**Goal of the exercise:** Copy every line of the following data that includes the string "title".

-- start of Task input --

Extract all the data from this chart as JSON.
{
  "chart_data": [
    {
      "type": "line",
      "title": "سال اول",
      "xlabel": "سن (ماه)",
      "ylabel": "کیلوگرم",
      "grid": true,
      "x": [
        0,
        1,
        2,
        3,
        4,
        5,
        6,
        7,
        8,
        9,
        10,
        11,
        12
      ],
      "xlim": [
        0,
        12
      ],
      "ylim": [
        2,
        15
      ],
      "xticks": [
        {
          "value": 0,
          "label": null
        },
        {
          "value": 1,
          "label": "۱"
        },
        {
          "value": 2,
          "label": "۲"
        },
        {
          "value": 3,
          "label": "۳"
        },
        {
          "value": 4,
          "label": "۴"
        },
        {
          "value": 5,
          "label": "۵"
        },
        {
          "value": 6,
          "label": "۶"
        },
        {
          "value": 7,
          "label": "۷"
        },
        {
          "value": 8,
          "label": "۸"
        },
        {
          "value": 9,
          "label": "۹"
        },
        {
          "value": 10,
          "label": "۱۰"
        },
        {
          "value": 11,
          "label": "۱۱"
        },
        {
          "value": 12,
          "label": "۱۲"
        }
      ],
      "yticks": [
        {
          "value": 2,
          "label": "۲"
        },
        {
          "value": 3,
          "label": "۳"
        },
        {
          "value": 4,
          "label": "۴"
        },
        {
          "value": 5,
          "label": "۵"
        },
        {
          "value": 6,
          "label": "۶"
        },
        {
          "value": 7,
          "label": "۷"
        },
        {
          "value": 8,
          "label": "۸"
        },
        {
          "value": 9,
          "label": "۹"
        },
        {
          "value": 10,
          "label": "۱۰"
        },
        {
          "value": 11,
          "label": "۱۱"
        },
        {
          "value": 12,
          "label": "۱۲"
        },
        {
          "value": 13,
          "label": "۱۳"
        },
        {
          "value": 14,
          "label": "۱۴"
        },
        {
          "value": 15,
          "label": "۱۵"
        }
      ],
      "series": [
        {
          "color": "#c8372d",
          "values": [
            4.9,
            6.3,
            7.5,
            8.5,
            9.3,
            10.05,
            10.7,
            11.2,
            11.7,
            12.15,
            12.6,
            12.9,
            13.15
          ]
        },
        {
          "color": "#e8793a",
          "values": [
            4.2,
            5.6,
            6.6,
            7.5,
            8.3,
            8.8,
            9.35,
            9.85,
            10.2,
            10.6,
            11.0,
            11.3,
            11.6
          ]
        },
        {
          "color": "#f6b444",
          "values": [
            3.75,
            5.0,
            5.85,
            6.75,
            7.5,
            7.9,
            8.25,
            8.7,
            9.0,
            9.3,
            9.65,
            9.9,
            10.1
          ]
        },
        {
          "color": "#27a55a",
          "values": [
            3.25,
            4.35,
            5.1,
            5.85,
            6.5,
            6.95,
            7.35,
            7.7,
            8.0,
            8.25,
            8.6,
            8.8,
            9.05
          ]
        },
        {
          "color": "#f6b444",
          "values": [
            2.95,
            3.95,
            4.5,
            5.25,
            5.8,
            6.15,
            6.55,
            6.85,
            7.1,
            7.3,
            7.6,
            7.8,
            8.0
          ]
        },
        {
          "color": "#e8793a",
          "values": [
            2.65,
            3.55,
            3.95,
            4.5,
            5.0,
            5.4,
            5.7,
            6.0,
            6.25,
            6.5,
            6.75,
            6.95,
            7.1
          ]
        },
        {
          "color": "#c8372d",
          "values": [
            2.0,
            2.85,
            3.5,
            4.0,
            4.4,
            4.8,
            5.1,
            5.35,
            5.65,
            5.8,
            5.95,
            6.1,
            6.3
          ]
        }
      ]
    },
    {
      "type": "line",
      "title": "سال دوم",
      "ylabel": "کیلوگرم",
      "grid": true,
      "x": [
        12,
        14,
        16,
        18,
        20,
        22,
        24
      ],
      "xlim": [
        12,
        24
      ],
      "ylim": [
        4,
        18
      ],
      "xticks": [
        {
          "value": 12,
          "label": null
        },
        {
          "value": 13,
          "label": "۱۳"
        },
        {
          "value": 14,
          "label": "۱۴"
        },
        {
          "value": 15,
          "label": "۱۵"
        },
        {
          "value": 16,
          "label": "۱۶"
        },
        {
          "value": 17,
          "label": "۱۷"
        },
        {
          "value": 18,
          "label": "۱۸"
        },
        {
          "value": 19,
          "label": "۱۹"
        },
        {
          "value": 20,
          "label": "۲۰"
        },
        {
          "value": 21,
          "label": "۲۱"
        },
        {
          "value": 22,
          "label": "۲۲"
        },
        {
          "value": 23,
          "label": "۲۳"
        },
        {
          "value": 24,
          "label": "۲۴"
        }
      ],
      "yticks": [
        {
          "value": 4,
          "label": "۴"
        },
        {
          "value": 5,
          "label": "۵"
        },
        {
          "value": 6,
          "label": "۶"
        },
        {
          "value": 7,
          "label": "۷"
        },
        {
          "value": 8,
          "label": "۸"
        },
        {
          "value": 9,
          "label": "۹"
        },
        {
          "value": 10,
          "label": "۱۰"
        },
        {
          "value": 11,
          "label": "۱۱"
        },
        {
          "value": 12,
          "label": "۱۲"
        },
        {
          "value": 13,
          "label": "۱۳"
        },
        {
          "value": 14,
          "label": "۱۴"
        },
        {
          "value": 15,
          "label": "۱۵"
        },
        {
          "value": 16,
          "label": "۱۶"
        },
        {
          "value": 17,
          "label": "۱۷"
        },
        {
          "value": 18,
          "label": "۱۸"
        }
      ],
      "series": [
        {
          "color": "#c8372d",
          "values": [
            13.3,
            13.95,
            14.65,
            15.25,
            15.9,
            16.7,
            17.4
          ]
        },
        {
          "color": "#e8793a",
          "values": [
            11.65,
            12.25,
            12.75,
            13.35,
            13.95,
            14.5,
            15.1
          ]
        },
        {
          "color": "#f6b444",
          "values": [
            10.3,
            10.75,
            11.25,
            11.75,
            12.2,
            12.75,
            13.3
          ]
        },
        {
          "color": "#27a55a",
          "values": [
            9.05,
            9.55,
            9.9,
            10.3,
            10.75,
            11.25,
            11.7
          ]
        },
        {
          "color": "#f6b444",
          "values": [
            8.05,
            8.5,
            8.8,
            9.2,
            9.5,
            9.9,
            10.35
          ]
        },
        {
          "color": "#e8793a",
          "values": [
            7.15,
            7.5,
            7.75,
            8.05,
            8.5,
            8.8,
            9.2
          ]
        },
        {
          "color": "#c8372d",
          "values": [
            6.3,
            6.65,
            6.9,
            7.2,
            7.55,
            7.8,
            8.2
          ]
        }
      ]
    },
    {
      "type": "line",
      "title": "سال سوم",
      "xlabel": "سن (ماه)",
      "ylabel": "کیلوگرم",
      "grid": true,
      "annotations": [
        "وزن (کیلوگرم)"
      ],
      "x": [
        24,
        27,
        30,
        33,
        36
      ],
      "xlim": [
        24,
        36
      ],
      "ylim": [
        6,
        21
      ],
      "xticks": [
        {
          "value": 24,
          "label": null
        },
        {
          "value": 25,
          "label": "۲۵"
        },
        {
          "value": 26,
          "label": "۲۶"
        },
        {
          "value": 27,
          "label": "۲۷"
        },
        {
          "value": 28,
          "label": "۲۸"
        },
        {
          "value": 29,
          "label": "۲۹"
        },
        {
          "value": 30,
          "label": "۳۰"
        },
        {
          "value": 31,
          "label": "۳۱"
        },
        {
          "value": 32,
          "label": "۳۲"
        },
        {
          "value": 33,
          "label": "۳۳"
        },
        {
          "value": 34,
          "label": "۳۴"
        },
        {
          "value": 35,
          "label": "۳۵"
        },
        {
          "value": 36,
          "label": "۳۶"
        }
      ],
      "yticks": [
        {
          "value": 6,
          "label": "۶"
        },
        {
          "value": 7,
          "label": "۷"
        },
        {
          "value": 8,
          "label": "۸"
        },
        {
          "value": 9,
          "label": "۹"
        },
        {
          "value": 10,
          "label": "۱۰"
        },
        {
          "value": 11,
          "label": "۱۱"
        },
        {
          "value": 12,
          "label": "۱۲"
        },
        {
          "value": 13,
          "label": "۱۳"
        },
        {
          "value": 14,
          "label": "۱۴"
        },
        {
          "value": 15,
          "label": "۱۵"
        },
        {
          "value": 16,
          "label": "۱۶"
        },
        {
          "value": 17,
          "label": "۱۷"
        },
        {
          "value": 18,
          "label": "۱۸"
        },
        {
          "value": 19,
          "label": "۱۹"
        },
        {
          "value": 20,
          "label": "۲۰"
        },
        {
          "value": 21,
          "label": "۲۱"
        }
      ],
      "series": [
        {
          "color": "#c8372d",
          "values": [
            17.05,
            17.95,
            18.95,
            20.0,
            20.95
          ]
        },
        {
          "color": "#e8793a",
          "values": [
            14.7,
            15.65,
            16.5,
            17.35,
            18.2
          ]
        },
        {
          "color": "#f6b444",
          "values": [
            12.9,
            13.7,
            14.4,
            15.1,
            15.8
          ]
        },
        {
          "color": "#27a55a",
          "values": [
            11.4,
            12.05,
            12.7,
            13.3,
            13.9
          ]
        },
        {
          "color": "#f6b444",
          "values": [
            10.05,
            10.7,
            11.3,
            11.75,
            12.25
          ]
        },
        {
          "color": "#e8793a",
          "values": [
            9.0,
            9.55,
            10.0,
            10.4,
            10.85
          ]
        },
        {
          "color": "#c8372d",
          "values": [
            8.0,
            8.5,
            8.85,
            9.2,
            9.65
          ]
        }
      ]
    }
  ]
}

-- end of Task input --

**Task answer:**
      "title": "سال اول",
      "title": "سال دوم",
      "title": "سال سوم",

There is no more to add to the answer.